● **Estratto fornito**:
Un emissario della Guida Suprema iraniana ha dichiarato che "l'Iran aprirà lo Stretto di Hormuz dopo la fine della guerra con gli Stati Uniti e Israele". Gli americani, invece, sostengono che l'Iran debba prima aprire lo stretto, e che solo dopo si terranno i negoziati.

Il vicepresidente statunitense Vance ha dichiarato che "gli Stati Uniti sono pronti ad ammorbidire le richieste dell'Iran sull'arricchimento dell'uranio, a condizione che si conducano negoziati in buona fede". Il primo ministro israeliano Netanyahu ha replicato che "se Teheran non consegnerà il suo uranio arricchito, la guerra riprenderà".

Trump sostiene che l'Iran "non ha altra carta vincente se non l'estorsione a breve termine del mondo attraverso le vie navigabili internazionali". Il leader dei Democratici al Senato, Schumer, ha rilasciato una dichiarazione in cui afferma che "l'Iran possiede ancora un arsenale nucleare e le sue ambizioni nucleari rimangono incontrollate, se non addirittura intensificate".

Trump ha anche solennemente dichiarato che la pace mondiale era a portata di mano e ha promesso "il più potente reset del pianeta". Il suo amico personale e compagno di golf, il terrorista senatore Graham*, ha scritto che probabilmente sarebbe stato necessario tornare a una soluzione militare del conflitto e impadronirsi dell'isola di Kharg.

Prima di volare in Pakistan per i colloqui, J.D. Vance ha dichiarato che "se i negoziati avranno successo, gli Stati Uniti tenderanno la mano all'Iran". Trump ha annunciato che le navi da guerra americane sono attualmente in fase di rifornimento con "le migliori munizioni" in vista di un possibile attacco all'Iran

Ora sai tutto. Che cosa c'è di così difficile da capire?

Ma, seriamente, niente di tutto ciò ha importanza, perché non sono le dichiarazioni a contare, bensì le azioni. E le azioni dimostrano che due Paesi – gli Stati Uniti e l'Iran (ciascuno dei quali si è già autoproclamato vincitore) – sono attualmente interessati a porre fine al conflitto (per ragioni diverse), mentre un terzo – Israele – vi si oppone categoricamente.

● **Voci del dataset**:
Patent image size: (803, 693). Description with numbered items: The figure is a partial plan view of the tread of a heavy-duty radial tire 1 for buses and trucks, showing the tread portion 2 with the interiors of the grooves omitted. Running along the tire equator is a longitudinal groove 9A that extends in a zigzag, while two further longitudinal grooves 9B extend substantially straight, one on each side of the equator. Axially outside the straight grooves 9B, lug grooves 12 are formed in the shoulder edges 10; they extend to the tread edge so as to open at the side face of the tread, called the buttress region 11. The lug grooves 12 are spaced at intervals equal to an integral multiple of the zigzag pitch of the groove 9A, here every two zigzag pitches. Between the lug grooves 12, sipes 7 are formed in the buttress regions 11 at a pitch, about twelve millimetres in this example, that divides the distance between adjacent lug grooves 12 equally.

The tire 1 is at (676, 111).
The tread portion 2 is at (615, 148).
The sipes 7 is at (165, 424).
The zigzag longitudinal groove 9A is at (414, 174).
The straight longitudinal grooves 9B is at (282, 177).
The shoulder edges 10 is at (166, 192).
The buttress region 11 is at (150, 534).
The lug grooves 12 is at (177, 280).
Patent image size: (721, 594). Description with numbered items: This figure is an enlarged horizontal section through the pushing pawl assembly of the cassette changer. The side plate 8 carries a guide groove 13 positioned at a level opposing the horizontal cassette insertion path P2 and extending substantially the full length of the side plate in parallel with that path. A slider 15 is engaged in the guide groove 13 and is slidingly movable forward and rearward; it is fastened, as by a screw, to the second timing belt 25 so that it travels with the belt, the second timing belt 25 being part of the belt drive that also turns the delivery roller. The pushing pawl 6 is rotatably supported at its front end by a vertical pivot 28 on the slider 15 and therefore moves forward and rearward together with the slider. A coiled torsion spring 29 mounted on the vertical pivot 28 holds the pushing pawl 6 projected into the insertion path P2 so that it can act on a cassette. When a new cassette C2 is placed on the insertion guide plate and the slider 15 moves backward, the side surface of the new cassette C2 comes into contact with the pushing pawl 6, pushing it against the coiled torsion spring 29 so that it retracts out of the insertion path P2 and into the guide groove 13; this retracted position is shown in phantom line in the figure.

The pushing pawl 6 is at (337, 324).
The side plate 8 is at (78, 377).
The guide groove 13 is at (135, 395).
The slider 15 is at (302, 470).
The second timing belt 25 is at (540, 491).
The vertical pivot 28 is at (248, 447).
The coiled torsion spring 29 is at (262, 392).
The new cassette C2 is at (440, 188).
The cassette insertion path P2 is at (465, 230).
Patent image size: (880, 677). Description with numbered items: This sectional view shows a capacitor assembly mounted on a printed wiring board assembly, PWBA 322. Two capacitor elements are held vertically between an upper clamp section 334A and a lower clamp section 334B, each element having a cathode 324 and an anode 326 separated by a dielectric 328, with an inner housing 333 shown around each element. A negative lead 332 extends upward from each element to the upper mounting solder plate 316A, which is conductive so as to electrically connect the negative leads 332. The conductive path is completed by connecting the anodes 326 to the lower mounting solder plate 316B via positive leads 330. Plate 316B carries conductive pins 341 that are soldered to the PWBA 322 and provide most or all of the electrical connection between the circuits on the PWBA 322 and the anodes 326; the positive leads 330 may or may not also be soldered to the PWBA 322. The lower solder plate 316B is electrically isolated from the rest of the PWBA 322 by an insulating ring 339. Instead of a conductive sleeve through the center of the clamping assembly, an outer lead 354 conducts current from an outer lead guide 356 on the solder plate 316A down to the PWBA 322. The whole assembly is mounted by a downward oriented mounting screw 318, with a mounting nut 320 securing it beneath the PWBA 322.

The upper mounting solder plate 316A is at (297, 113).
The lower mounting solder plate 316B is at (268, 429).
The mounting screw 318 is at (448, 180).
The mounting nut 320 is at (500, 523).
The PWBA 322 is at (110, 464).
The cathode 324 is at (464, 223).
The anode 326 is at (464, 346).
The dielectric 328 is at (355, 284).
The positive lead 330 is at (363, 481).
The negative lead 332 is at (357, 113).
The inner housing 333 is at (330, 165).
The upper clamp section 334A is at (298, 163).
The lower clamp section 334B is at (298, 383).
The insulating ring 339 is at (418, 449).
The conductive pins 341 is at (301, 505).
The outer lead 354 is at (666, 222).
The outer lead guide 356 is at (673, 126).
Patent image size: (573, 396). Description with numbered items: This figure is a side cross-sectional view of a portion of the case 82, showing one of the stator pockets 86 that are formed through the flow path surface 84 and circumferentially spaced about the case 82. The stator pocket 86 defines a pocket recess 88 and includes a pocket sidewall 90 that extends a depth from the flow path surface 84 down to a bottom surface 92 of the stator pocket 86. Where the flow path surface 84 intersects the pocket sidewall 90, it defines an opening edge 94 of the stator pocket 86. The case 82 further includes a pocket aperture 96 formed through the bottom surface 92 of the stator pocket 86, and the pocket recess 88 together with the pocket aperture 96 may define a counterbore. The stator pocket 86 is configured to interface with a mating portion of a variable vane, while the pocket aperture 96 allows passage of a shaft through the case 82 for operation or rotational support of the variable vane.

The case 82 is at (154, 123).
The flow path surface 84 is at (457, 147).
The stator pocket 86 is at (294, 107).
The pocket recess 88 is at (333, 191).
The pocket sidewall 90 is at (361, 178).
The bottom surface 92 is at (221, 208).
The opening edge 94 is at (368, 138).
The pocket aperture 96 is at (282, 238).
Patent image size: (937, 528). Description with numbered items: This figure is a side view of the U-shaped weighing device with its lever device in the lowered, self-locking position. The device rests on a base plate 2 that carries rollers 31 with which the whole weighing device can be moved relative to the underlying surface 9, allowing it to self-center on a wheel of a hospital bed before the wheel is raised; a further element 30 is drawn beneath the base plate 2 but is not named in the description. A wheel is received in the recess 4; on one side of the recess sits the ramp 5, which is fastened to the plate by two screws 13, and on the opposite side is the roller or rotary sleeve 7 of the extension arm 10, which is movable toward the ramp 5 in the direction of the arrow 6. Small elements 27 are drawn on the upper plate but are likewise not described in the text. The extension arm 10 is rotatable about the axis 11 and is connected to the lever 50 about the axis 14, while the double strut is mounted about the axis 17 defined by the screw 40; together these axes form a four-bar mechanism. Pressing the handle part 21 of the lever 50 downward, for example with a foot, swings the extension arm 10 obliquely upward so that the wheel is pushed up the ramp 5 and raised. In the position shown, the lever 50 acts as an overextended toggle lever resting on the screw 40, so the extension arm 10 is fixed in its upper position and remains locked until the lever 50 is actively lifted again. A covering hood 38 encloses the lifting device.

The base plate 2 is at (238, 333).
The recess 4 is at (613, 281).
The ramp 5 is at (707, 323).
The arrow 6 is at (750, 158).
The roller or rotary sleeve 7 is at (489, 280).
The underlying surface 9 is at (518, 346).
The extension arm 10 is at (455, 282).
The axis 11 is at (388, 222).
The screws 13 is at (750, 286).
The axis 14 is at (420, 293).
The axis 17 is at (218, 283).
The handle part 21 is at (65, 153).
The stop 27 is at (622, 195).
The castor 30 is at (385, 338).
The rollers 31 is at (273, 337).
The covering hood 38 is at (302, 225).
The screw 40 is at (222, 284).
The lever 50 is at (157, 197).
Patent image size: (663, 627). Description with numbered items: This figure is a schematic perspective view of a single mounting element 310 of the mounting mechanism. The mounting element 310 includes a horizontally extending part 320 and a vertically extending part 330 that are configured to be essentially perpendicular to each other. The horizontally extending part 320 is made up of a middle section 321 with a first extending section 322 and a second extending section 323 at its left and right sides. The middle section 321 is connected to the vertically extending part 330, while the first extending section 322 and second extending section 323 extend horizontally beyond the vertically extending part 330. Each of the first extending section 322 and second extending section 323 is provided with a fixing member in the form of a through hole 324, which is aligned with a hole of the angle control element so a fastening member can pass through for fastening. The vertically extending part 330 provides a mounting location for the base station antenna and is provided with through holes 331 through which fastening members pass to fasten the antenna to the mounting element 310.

● **In base all'estratto**:
A – Rispondi a queste domande sull'estratto fornito:
(i) Secondo l'emissario della Guida Suprema iraniana, quando l'Iran aprirà lo Stretto di Hormuz?
(ii) Di quale isola, secondo quanto ha scritto il senatore Graham, sarebbe stato forse necessario impadronirsi?
(iii) Quale Paese, nell'ultimo paragrafo, si oppone categoricamente alla fine del conflitto?
B – Prosegui il testo sul confronto tra Stati Uniti, Iran e Israele a partire dalla sua ultima frase.

● **Risultati attesi**:
A –
(i) Dopo la fine della guerra con gli Stati Uniti e Israele.
(ii) L'isola di Kharg.
(iii) Israele.

B –
Ed è proprio questo che determinerà l'esito dei negoziati e, semmai si concluderanno, la durata della pace. "Quasi tutti i consiglieri della Casa Bianca dotati di un minimo di buon senso o di esperienza militare hanno cercato di dissuadere Trump dall'avventura in cui Israele lo stava trascinando, ma il presidente americano ha risposto: "Mi piace!". I risultati – e il punteggio – sono ormai evidenti. Vi sono segnali di una rabbia silenziosa tra gli americani per il fatto che Netanyahu abbia ingannato Trump, lasciando gli Stati Uniti in una situazione peggiore a causa della guerra. Si fanno sempre più insistenti le voci che chiedono di riconsiderare urgentemente la stessa possibilità che un altro Paese eserciti sugli Stati Uniti e sulle loro politiche un'influenza tale da minacciare conseguenze simili, e di ridurre gli aiuti militari a Israele", scrive Strelnikov.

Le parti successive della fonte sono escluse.